- [TASK DIRECTIONS]: Filter the records below for the word "profile". Copy each line that holds it.

(Document page transcript entries)
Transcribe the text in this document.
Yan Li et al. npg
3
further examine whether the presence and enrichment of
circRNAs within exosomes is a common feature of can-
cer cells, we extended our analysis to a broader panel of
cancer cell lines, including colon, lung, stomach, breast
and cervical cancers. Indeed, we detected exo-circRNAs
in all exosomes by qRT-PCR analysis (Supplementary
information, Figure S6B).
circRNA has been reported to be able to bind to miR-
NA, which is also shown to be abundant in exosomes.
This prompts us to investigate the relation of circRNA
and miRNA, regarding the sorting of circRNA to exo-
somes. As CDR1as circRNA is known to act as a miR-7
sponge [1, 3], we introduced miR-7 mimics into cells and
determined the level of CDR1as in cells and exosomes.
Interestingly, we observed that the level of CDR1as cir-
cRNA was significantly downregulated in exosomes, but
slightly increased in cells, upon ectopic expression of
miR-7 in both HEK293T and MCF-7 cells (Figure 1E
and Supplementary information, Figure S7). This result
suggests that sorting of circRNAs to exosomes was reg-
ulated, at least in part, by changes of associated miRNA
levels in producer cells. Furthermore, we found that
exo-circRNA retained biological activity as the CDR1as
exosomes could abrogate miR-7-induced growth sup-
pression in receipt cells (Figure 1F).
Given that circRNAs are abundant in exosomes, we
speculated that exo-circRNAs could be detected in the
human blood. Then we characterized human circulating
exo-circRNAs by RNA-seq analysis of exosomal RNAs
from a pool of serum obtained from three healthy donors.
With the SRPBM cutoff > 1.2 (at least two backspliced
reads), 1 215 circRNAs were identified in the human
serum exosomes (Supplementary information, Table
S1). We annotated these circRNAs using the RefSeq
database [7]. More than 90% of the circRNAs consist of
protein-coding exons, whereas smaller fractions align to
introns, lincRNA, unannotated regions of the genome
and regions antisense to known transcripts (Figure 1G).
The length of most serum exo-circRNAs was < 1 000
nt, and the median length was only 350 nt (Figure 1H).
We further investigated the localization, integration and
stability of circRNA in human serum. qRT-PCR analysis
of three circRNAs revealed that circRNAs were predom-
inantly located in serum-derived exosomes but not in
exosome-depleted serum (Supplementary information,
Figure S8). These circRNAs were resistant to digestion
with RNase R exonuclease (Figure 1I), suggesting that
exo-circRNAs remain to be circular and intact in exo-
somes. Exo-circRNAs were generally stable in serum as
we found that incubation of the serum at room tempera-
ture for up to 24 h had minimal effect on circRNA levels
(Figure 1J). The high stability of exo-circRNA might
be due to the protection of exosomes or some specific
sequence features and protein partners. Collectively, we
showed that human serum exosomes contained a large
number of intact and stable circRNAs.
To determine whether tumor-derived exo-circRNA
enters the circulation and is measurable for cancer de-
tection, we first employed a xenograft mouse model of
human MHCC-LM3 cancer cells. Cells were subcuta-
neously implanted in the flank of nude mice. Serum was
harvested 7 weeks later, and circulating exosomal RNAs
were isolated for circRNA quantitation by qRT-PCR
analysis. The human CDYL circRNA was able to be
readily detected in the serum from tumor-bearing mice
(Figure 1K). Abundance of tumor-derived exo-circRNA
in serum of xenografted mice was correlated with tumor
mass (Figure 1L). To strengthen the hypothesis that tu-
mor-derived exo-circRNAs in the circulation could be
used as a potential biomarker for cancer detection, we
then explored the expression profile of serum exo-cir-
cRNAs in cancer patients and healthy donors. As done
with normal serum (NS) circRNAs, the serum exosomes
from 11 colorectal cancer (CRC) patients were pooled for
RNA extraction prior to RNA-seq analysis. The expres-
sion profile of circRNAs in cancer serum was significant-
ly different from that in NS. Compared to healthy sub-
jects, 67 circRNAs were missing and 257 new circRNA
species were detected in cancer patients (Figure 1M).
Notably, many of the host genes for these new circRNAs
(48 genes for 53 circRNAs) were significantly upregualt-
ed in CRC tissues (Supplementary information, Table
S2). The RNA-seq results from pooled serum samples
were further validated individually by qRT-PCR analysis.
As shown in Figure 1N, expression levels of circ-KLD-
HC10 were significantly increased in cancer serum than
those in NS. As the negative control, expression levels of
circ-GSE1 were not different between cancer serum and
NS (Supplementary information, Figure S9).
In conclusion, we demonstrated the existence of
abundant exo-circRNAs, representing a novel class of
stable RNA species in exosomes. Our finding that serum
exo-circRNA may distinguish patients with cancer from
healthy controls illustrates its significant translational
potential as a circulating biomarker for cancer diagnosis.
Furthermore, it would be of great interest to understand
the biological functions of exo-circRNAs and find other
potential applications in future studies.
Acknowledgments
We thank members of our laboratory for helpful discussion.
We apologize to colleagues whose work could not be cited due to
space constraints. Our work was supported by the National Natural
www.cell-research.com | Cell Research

- [ANSWER AREA]:
then explored the expression profile of serum exo-cir-
sion profile of circRNAs in cancer serum was significant-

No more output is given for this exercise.